Begin Recorded data

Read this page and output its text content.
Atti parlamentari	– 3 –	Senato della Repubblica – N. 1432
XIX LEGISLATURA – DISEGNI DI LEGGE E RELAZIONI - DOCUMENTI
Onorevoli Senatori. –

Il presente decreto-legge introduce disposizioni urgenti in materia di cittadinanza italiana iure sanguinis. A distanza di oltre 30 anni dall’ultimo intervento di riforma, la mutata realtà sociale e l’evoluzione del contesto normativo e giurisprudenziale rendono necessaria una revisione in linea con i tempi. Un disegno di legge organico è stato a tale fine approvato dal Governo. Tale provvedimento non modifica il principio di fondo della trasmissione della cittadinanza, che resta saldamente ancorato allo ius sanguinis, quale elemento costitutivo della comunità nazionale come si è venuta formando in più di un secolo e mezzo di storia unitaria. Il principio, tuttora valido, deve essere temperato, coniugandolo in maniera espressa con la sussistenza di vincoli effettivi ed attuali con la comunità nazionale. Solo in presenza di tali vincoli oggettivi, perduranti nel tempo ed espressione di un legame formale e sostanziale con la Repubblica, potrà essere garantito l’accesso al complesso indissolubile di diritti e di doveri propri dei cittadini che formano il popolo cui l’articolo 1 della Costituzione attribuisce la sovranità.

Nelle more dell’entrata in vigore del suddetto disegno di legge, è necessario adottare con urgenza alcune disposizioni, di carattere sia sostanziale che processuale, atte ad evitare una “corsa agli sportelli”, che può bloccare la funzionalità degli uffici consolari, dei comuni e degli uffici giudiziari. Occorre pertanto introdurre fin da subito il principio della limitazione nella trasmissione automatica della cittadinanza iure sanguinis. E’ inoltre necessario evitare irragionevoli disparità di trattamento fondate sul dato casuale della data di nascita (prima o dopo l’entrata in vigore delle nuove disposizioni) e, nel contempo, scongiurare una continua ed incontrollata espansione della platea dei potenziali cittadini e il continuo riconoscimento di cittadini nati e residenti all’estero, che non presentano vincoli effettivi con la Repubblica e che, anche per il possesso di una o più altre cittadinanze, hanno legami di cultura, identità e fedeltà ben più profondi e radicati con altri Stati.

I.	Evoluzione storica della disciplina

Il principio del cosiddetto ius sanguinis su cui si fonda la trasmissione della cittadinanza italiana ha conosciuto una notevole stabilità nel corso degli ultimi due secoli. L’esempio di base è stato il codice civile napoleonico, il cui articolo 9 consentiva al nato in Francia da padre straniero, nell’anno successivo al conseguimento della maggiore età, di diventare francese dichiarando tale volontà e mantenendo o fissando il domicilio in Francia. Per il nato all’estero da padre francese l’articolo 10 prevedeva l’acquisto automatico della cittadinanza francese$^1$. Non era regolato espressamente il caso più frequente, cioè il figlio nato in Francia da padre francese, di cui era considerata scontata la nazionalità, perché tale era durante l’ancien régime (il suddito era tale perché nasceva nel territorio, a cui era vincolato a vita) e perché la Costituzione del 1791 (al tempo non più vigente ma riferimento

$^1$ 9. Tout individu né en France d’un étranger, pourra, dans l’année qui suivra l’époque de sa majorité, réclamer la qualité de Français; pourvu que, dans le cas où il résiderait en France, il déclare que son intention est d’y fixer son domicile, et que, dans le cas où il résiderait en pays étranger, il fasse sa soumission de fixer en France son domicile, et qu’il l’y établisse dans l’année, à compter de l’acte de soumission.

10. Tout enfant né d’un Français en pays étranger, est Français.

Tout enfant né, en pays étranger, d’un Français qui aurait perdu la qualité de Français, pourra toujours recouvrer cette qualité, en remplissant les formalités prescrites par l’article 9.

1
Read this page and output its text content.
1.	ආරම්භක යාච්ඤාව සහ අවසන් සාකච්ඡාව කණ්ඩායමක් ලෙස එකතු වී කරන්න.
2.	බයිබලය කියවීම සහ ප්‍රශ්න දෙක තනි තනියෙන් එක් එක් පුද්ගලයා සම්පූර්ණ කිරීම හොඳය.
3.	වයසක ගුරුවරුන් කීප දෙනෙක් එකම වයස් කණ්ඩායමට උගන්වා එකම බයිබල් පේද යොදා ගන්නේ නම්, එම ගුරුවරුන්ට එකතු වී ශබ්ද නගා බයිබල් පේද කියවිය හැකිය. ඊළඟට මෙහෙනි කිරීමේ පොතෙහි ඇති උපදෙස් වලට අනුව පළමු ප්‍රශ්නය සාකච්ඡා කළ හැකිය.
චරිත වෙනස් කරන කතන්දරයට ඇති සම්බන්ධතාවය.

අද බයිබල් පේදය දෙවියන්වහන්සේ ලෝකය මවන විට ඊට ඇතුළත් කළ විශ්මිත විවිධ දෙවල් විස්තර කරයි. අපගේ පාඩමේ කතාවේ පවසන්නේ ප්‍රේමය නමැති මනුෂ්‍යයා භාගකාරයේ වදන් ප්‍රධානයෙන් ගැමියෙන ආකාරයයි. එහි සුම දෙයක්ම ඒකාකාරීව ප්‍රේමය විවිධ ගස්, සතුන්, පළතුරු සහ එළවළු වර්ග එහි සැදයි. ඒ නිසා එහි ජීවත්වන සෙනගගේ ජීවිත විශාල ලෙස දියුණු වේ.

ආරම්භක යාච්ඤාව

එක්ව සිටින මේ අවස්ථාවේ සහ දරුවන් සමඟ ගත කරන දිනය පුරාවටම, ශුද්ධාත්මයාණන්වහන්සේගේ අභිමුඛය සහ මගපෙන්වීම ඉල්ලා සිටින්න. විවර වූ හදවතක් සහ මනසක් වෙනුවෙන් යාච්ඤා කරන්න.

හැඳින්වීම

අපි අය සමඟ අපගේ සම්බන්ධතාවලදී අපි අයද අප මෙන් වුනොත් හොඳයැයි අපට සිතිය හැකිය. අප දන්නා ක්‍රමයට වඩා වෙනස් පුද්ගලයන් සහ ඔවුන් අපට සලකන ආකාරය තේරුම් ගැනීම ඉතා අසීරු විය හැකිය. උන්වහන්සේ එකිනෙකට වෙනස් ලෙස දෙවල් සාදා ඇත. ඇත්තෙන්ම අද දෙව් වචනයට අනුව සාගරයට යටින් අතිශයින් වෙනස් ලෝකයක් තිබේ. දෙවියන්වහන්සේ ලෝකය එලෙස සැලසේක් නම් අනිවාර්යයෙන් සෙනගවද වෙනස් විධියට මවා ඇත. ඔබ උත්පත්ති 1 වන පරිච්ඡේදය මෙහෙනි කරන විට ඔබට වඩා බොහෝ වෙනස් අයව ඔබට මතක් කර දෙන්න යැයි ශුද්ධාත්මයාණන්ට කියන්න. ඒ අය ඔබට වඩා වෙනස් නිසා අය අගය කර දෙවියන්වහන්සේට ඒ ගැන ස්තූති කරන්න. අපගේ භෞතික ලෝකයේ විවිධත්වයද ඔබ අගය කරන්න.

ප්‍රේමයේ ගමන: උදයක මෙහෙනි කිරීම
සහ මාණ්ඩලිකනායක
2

End Recorded data

Return the full listing, character for character.

Read this page and output its text content.
Atti parlamentari	– 3 –	Senato della Repubblica – N. 1432
XIX LEGISLATURA – DISEGNI DI LEGGE E RELAZIONI - DOCUMENTI
Onorevoli Senatori. –

Il presente decreto-legge introduce disposizioni urgenti in materia di cittadinanza italiana iure sanguinis. A distanza di oltre 30 anni dall’ultimo intervento di riforma, la mutata realtà sociale e l’evoluzione del contesto normativo e giurisprudenziale rendono necessaria una revisione in linea con i tempi. Un disegno di legge organico è stato a tale fine approvato dal Governo. Tale provvedimento non modifica il principio di fondo della trasmissione della cittadinanza, che resta saldamente ancorato allo ius sanguinis, quale elemento costitutivo della comunità nazionale come si è venuta formando in più di un secolo e mezzo di storia unitaria. Il principio, tuttora valido, deve essere temperato, coniugandolo in maniera espressa con la sussistenza di vincoli effettivi ed attuali con la comunità nazionale. Solo in presenza di tali vincoli oggettivi, perduranti nel tempo ed espressione di un legame formale e sostanziale con la Repubblica, potrà essere garantito l’accesso al complesso indissolubile di diritti e di doveri propri dei cittadini che formano il popolo cui l’articolo 1 della Costituzione attribuisce la sovranità.

Nelle more dell’entrata in vigore del suddetto disegno di legge, è necessario adottare con urgenza alcune disposizioni, di carattere sia sostanziale che processuale, atte ad evitare una “corsa agli sportelli”, che può bloccare la funzionalità degli uffici consolari, dei comuni e degli uffici giudiziari. Occorre pertanto introdurre fin da subito il principio della limitazione nella trasmissione automatica della cittadinanza iure sanguinis. E’ inoltre necessario evitare irragionevoli disparità di trattamento fondate sul dato casuale della data di nascita (prima o dopo l’entrata in vigore delle nuove disposizioni) e, nel contempo, scongiurare una continua ed incontrollata espansione della platea dei potenziali cittadini e il continuo riconoscimento di cittadini nati e residenti all’estero, che non presentano vincoli effettivi con la Repubblica e che, anche per il possesso di una o più altre cittadinanze, hanno legami di cultura, identità e fedeltà ben più profondi e radicati con altri Stati.

I.	Evoluzione storica della disciplina

Il principio del cosiddetto ius sanguinis su cui si fonda la trasmissione della cittadinanza italiana ha conosciuto una notevole stabilità nel corso degli ultimi due secoli. L’esempio di base è stato il codice civile napoleonico, il cui articolo 9 consentiva al nato in Francia da padre straniero, nell’anno successivo al conseguimento della maggiore età, di diventare francese dichiarando tale volontà e mantenendo o fissando il domicilio in Francia. Per il nato all’estero da padre francese l’articolo 10 prevedeva l’acquisto automatico della cittadinanza francese$^1$. Non era regolato espressamente il caso più frequente, cioè il figlio nato in Francia da padre francese, di cui era considerata scontata la nazionalità, perché tale era durante l’ancien régime (il suddito era tale perché nasceva nel territorio, a cui era vincolato a vita) e perché la Costituzione del 1791 (al tempo non più vigente ma riferimento

$^1$ 9. Tout individu né en France d’un étranger, pourra, dans l’année qui suivra l’époque de sa majorité, réclamer la qualité de Français; pourvu que, dans le cas où il résiderait en France, il déclare que son intention est d’y fixer son domicile, et que, dans le cas où il résiderait en pays étranger, il fasse sa soumission de fixer en France son domicile, et qu’il l’y établisse dans l’année, à compter de l’acte de soumission.

10. Tout enfant né d’un Français en pays étranger, est Français.

Tout enfant né, en pays étranger, d’un Français qui aurait perdu la qualité de Français, pourra toujours recouvrer cette qualité, en remplissant les formalités prescrites par l’article 9.

1
Read this page and output its text content.
1.	ආරම්භක යාච්ඤාව සහ අවසන් සාකච්ඡාව කණ්ඩායමක් ලෙස එකතු වී කරන්න.
2.	බයිබලය කියවීම සහ ප්‍රශ්න දෙක තනි තනියෙන් එක් එක් පුද්ගලයා සම්පූර්ණ කිරීම හොඳය.
3.	වයසක ගුරුවරුන් කීප දෙනෙක් එකම වයස් කණ්ඩායමට උගන්වා එකම බයිබල් පේද යොදා ගන්නේ නම්, එම ගුරුවරුන්ට එකතු වී ශබ්ද නගා බයිබල් පේද කියවිය හැකිය. ඊළඟට මෙහෙනි කිරීමේ පොතෙහි ඇති උපදෙස් වලට අනුව පළමු ප්‍රශ්නය සාකච්ඡා කළ හැකිය.
චරිත වෙනස් කරන කතන්දරයට ඇති සම්බන්ධතාවය.

අද බයිබල් පේදය දෙවියන්වහන්සේ ලෝකය මවන විට ඊට ඇතුළත් කළ විශ්මිත විවිධ දෙවල් විස්තර කරයි. අපගේ පාඩමේ කතාවේ පවසන්නේ ප්‍රේමය නමැති මනුෂ්‍යයා භාගකාරයේ වදන් ප්‍රධානයෙන් ගැමියෙන ආකාරයයි. එහි සුම දෙයක්ම ඒකාකාරීව ප්‍රේමය විවිධ ගස්, සතුන්, පළතුරු සහ එළවළු වර්ග එහි සැදයි. ඒ නිසා එහි ජීවත්වන සෙනගගේ ජීවිත විශාල ලෙස දියුණු වේ.

ආරම්භක යාච්ඤාව

එක්ව සිටින මේ අවස්ථාවේ සහ දරුවන් සමඟ ගත කරන දිනය පුරාවටම, ශුද්ධාත්මයාණන්වහන්සේගේ අභිමුඛය සහ මගපෙන්වීම ඉල්ලා සිටින්න. විවර වූ හදවතක් සහ මනසක් වෙනුවෙන් යාච්ඤා කරන්න.

හැඳින්වීම

අපි අය සමඟ අපගේ සම්බන්ධතාවලදී අපි අයද අප මෙන් වුනොත් හොඳයැයි අපට සිතිය හැකිය. අප දන්නා ක්‍රමයට වඩා වෙනස් පුද්ගලයන් සහ ඔවුන් අපට සලකන ආකාරය තේරුම් ගැනීම ඉතා අසීරු විය හැකිය. උන්වහන්සේ එකිනෙකට වෙනස් ලෙස දෙවල් සාදා ඇත. ඇත්තෙන්ම අද දෙව් වචනයට අනුව සාගරයට යටින් අතිශයින් වෙනස් ලෝකයක් තිබේ. දෙවියන්වහන්සේ ලෝකය එලෙස සැලසේක් නම් අනිවාර්යයෙන් සෙනගවද වෙනස් විධියට මවා ඇත. ඔබ උත්පත්ති 1 වන පරිච්ඡේදය මෙහෙනි කරන විට ඔබට වඩා බොහෝ වෙනස් අයව ඔබට මතක් කර දෙන්න යැයි ශුද්ධාත්මයාණන්ට කියන්න. ඒ අය ඔබට වඩා වෙනස් නිසා අය අගය කර දෙවියන්වහන්සේට ඒ ගැන ස්තූති කරන්න. අපගේ භෞතික ලෝකයේ විවිධත්වයද ඔබ අගය කරන්න.

ප්‍රේමයේ ගමන: උදයක මෙහෙනි කිරීම
සහ මාණ්ඩලිකනායක
2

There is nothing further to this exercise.